Task goal → Return the lines where the word "that" occurs.

Rows →
%%

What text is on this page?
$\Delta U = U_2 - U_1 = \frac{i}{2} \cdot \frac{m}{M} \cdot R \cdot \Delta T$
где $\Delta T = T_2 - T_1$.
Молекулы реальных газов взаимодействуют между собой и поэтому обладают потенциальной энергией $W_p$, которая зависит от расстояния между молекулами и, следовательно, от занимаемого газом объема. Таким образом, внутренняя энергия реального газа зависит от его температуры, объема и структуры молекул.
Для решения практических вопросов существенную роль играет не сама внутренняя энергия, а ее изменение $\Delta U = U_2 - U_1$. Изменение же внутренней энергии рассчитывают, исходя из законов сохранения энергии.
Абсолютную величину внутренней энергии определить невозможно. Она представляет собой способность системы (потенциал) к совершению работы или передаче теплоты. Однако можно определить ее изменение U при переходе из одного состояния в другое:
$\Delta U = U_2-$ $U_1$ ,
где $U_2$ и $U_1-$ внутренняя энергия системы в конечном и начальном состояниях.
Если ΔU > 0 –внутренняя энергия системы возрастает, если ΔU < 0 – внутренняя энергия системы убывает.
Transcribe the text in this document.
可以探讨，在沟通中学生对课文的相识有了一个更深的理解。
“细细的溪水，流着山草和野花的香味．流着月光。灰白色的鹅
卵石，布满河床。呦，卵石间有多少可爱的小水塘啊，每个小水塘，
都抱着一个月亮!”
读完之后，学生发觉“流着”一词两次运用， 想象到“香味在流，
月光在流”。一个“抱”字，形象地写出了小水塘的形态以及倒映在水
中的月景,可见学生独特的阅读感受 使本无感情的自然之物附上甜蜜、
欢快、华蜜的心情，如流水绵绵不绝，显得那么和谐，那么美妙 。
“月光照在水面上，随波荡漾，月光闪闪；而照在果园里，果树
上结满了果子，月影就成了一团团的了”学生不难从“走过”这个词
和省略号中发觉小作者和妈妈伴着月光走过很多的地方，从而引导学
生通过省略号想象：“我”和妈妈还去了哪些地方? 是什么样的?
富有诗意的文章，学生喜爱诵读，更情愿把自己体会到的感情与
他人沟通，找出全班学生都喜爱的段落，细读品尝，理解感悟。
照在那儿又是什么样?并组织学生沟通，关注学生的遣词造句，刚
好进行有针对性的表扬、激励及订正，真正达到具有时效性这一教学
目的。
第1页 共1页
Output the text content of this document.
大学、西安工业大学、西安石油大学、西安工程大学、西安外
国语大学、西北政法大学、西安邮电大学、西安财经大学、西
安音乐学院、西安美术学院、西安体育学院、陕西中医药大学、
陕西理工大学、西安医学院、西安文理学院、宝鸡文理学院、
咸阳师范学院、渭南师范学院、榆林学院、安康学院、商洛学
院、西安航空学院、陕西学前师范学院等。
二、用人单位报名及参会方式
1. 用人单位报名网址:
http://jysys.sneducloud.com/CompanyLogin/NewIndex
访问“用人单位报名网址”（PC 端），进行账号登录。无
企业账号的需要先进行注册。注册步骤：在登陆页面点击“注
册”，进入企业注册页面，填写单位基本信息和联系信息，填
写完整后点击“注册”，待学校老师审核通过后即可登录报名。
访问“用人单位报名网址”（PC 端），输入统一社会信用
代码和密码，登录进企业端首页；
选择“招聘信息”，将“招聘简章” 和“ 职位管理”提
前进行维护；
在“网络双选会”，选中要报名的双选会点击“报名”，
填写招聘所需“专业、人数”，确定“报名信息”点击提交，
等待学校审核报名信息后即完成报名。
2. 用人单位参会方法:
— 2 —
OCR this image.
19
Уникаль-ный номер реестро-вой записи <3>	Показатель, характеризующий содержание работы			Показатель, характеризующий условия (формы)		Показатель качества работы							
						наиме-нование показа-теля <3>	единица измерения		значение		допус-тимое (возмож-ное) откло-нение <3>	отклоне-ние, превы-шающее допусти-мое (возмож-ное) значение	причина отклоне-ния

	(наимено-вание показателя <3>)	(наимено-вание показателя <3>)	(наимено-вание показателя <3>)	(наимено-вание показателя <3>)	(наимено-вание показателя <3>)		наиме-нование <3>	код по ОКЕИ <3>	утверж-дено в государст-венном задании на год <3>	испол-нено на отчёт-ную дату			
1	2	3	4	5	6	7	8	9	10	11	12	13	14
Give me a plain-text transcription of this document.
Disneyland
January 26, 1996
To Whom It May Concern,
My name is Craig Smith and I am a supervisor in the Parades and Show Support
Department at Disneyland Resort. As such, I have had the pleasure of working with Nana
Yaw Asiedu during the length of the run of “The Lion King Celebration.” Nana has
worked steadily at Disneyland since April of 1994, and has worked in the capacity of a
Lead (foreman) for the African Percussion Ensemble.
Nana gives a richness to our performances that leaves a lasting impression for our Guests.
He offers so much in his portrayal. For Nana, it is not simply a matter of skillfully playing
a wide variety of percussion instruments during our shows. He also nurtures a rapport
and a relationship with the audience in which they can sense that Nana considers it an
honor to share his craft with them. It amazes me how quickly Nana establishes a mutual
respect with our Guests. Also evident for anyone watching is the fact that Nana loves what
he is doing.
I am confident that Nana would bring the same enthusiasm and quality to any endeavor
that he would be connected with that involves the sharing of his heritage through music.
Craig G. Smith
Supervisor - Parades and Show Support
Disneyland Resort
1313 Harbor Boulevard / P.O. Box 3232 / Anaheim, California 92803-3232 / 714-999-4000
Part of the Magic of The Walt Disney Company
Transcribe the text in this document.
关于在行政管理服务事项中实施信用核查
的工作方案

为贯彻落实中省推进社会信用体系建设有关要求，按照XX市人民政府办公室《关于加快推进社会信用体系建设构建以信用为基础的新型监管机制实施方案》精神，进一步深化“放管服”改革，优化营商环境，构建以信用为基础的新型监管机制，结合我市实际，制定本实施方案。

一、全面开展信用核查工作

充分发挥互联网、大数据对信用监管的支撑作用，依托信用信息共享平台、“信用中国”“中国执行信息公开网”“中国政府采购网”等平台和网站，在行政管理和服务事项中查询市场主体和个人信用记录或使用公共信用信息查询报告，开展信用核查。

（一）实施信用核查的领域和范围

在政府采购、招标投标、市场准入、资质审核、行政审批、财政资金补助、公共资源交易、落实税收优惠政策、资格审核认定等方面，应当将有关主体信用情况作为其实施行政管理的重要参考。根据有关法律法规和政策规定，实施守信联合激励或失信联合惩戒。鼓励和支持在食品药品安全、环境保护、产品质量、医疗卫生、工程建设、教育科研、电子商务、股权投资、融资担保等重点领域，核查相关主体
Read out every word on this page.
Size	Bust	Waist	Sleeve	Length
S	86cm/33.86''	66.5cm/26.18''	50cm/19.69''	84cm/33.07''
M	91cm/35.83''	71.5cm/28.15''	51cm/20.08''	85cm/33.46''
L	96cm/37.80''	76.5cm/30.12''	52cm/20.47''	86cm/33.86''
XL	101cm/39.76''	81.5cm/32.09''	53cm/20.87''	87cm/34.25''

%%

Result →
Nana gives a richness to our performances that leaves a lasting impression for our Guests.
and a relationship with the audience in which they can sense that Nana considers it an
respect with our Guests. Also evident for anyone watching is the fact that Nana loves what
I am confident that Nana would bring the same enthusiasm and quality to any endeavor
that he would be connected with that involves the sharing of his heritage through music.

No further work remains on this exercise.